* _Short exercise_: Set down, unchanged, the part of the items below that opens with the line containing "Bar bbox=[160, 262, 185, 386]" and closes with the line containing "Bar bbox=[260, 381, 285, 386]", including both of those lines.

* _Provided material_:
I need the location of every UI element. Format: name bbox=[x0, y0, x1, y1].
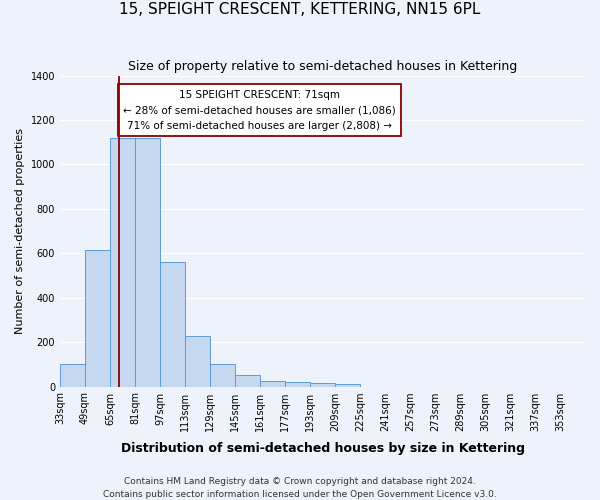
Bar bbox=[160, 262, 185, 386]
Bar bbox=[335, 384, 360, 386]
Bar bbox=[85, 250, 110, 386]
Bar bbox=[310, 382, 335, 386]
Text: 15 SPEIGHT CRESCENT: 71sqm
← 28% of semi-detached houses are smaller (1,086)
71%: 15 SPEIGHT CRESCENT: 71sqm ← 28% of semi… bbox=[123, 90, 396, 130]
Text: 15, SPEIGHT CRESCENT, KETTERING, NN15 6PL: 15, SPEIGHT CRESCENT, KETTERING, NN15 6P… bbox=[119, 2, 481, 18]
Bar bbox=[260, 381, 285, 386]
Text: Contains HM Land Registry data © Crown copyright and database right 2024.
Contai: Contains HM Land Registry data © Crown c… bbox=[103, 477, 497, 499]
Bar bbox=[135, 138, 160, 386]
Title: Size of property relative to semi-detached houses in Kettering: Size of property relative to semi-detach… bbox=[128, 60, 517, 73]
Y-axis label: Number of semi-detached properties: Number of semi-detached properties bbox=[15, 128, 25, 334]
Bar bbox=[110, 138, 135, 386]
Bar bbox=[210, 364, 235, 386]
Bar bbox=[235, 376, 260, 386]
X-axis label: Distribution of semi-detached houses by size in Kettering: Distribution of semi-detached houses by … bbox=[121, 442, 524, 455]
Bar bbox=[60, 364, 85, 386]
Bar bbox=[285, 382, 310, 386]
Bar bbox=[185, 336, 210, 386]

* _Written response_:
Bar bbox=[160, 262, 185, 386]
Bar bbox=[335, 384, 360, 386]
Bar bbox=[85, 250, 110, 386]
Bar bbox=[310, 382, 335, 386]
Text: 15 SPEIGHT CRESCENT: 71sqm
← 28% of semi-detached houses are smaller (1,086)
71%: 15 SPEIGHT CRESCENT: 71sqm ← 28% of semi… bbox=[123, 90, 396, 130]
Text: 15, SPEIGHT CRESCENT, KETTERING, NN15 6PL: 15, SPEIGHT CRESCENT, KETTERING, NN15 6P… bbox=[119, 2, 481, 18]
Bar bbox=[260, 381, 285, 386]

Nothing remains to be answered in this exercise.